Output exactly the lines from the line with "What's the underlying" through the end of the records below. Include nothing else.

Saved entries:
# # #

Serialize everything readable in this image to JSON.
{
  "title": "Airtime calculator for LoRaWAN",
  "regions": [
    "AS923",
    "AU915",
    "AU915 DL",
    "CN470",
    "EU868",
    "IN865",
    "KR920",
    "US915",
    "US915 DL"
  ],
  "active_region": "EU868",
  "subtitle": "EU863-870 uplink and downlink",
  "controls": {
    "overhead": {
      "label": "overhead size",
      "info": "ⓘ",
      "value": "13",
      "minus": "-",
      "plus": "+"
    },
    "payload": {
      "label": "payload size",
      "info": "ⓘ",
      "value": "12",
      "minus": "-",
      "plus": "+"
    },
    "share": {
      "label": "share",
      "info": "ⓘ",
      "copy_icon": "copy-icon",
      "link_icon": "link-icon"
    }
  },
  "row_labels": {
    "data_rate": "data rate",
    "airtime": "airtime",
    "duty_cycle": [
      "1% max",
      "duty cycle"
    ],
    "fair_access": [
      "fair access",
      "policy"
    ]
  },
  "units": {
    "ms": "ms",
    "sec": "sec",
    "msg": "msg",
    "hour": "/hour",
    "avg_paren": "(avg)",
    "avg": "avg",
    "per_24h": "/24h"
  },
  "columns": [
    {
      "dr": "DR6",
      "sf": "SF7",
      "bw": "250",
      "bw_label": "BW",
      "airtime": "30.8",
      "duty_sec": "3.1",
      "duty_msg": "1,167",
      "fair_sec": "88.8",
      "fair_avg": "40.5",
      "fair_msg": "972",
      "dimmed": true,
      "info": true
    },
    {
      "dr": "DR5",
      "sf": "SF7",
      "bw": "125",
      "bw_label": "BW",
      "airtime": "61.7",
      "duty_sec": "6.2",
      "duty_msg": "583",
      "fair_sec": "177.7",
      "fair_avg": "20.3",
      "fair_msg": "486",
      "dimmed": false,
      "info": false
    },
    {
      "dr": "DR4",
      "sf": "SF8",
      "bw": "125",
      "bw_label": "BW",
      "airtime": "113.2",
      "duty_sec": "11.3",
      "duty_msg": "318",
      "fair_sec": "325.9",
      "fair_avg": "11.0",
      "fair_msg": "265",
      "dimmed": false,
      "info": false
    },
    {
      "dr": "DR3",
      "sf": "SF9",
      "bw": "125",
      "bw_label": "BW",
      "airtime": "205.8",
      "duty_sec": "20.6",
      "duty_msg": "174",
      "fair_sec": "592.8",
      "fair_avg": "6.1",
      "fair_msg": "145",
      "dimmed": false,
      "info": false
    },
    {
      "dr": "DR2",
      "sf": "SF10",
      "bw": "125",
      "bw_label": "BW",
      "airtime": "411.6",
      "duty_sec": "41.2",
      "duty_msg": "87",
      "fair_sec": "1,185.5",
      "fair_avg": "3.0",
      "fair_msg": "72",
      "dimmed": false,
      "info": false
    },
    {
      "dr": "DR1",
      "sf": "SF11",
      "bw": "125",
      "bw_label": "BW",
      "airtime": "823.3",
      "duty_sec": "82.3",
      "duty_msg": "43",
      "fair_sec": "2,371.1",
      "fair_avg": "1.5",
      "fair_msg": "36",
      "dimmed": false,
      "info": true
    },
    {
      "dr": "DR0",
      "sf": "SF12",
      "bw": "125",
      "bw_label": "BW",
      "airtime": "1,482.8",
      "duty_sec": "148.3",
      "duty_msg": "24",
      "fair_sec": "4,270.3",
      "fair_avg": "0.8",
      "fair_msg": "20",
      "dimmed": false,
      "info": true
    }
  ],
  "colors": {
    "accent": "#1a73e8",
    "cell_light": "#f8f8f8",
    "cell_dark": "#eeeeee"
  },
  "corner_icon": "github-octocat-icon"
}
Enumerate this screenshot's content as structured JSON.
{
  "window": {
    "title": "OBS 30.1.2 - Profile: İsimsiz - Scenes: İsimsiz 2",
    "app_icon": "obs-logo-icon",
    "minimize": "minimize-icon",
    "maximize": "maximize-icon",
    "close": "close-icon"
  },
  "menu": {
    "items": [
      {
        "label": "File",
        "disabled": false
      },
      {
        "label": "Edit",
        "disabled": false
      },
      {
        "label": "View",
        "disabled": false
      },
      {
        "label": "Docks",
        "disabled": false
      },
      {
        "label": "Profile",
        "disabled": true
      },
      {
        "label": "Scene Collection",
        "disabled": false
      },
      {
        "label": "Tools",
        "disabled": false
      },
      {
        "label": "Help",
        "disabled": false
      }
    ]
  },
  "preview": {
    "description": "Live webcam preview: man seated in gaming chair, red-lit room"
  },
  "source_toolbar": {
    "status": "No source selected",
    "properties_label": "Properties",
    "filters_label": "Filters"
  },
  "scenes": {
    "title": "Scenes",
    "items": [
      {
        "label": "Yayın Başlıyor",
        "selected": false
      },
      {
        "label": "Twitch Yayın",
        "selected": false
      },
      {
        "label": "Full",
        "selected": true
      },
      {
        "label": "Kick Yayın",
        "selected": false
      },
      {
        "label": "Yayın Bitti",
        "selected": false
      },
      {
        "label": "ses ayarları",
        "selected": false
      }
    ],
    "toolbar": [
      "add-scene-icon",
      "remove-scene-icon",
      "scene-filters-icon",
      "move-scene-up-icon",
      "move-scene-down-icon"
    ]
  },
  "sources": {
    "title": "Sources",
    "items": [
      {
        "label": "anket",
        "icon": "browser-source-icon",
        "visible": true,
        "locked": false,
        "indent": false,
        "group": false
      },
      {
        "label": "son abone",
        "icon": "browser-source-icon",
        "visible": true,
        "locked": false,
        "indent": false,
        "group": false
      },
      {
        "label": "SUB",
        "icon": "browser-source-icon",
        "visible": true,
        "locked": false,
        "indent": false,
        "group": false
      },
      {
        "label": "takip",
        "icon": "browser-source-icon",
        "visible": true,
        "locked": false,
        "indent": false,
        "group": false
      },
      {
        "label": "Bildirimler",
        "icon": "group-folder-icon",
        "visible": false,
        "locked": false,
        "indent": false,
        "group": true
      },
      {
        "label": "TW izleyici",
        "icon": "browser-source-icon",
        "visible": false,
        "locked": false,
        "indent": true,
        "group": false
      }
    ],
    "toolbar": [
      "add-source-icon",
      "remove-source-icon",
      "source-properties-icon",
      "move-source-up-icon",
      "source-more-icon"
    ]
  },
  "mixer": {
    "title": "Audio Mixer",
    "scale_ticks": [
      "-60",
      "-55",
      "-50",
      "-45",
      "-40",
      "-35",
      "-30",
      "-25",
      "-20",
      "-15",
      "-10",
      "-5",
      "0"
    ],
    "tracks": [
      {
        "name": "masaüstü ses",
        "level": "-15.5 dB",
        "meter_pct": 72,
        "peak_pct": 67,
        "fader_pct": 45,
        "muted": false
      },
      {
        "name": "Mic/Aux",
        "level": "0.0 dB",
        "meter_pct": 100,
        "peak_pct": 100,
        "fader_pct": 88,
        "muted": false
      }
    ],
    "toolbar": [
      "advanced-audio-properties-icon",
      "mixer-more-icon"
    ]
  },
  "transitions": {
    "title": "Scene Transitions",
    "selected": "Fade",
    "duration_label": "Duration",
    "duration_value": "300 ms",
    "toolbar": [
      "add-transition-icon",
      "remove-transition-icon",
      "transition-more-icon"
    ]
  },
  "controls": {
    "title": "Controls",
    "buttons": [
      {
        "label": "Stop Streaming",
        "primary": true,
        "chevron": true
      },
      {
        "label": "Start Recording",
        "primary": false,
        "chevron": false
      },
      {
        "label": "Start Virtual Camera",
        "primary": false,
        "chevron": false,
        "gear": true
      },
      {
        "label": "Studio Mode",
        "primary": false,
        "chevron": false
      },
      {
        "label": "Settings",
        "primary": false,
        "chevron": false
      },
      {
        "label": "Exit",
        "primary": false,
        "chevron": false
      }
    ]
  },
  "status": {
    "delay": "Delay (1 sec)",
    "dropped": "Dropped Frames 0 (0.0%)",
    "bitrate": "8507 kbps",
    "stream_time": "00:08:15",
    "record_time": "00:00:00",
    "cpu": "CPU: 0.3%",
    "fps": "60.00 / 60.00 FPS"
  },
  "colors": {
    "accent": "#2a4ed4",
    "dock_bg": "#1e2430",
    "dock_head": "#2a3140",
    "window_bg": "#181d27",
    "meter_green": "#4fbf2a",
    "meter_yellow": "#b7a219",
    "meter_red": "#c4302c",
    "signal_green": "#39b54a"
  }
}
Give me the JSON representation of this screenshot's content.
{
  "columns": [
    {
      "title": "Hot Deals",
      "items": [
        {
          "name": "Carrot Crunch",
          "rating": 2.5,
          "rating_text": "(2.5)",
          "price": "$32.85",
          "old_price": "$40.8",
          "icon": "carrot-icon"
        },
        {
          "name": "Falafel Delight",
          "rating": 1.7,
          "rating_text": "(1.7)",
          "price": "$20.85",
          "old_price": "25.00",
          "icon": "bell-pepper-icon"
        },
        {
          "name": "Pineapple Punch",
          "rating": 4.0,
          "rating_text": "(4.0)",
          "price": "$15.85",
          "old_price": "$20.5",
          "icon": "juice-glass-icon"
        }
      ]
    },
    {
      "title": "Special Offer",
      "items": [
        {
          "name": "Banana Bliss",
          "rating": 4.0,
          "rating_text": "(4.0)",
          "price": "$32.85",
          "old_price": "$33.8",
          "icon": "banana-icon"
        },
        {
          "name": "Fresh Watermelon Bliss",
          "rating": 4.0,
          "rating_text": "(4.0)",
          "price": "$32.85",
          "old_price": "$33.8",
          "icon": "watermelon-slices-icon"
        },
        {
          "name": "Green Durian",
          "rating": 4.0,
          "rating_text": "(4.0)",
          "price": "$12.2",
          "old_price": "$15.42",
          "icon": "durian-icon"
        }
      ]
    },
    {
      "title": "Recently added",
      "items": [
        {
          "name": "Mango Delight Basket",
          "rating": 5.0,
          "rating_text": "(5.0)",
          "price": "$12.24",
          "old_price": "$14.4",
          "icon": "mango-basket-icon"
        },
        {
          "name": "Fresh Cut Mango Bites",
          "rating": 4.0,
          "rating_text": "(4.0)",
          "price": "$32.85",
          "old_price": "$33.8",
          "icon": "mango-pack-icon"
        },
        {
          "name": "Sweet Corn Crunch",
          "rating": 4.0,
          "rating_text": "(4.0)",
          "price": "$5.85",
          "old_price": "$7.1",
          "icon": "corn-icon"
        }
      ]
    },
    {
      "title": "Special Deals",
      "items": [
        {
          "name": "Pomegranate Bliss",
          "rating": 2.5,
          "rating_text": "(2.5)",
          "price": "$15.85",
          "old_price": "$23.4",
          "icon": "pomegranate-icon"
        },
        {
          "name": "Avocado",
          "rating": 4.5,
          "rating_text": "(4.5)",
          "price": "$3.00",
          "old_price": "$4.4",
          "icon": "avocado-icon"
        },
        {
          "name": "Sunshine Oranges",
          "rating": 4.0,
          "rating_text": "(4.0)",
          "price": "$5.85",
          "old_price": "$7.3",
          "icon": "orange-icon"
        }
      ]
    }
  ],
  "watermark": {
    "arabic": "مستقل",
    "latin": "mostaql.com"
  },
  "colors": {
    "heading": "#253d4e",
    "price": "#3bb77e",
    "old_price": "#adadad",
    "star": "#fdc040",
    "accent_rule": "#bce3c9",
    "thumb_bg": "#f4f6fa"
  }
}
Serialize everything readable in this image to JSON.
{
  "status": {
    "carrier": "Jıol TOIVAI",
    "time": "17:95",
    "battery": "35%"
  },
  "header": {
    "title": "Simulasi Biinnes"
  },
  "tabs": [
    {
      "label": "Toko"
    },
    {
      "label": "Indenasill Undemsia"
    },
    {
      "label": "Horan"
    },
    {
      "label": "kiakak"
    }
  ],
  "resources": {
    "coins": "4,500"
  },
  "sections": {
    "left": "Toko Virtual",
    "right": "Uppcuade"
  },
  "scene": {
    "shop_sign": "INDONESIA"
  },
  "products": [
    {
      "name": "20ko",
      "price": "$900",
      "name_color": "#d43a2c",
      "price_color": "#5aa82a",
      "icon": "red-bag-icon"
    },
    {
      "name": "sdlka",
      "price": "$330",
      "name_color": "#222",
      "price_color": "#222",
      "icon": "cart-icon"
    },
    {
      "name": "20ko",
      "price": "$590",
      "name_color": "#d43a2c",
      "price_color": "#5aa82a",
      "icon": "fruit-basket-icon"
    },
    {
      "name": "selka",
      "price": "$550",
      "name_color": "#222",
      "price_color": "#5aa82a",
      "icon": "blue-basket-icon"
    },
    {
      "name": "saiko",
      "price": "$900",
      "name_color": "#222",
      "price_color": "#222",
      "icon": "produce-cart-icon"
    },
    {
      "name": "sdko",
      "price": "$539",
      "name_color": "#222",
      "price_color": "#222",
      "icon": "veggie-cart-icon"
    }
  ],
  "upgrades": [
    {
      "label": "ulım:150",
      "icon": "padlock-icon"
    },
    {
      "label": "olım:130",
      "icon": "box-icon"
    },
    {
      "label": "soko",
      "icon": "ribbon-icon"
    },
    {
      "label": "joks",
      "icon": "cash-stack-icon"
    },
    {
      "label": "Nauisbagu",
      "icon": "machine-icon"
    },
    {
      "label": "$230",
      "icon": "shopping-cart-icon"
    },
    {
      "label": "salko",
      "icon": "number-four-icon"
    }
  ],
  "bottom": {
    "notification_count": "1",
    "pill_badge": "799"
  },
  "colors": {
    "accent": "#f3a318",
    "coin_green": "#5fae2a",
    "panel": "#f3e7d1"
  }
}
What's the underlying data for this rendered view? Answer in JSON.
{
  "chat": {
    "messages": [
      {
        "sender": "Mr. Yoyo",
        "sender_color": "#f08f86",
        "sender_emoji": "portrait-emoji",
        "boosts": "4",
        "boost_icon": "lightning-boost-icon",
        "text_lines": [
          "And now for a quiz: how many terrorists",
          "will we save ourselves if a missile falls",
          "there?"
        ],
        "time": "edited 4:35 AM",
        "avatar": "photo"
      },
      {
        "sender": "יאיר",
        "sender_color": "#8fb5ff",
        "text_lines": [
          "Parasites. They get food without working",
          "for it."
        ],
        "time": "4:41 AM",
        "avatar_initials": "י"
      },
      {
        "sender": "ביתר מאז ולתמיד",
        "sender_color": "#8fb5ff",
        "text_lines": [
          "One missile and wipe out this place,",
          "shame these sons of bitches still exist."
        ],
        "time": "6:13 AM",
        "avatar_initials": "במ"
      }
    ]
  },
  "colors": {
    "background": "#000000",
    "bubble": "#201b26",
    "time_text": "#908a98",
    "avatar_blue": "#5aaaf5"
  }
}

# # #

* [Solution for this problem]:
What's the underlying data for this rendered view? Answer in JSON.
{
  "chat": {
    "messages": [
      {
        "sender": "Mr. Yoyo",
        "sender_color": "#f08f86",
        "sender_emoji": "portrait-emoji",
        "boosts": "4",
        "boost_icon": "lightning-boost-icon",
        "text_lines": [
          "And now for a quiz: how many terrorists",
          "will we save ourselves if a missile falls",
          "there?"
        ],
        "time": "edited 4:35 AM",
        "avatar": "photo"
      },
      {
        "sender": "יאיר",
        "sender_color": "#8fb5ff",
        "text_lines": [
          "Parasites. They get food without working",
          "for it."
        ],
        "time": "4:41 AM",
        "avatar_initials": "י"
      },
      {
        "sender": "ביתר מאז ולתמיד",
        "sender_color": "#8fb5ff",
        "text_lines": [
          "One missile and wipe out this place,",
          "shame these sons of bitches still exist."
        ],
        "time": "6:13 AM",
        "avatar_initials": "במ"
      }
    ]
  },
  "colors": {
    "background": "#000000",
    "bubble": "#201b26",
    "time_text": "#908a98",
    "avatar_blue": "#5aaaf5"
  }
}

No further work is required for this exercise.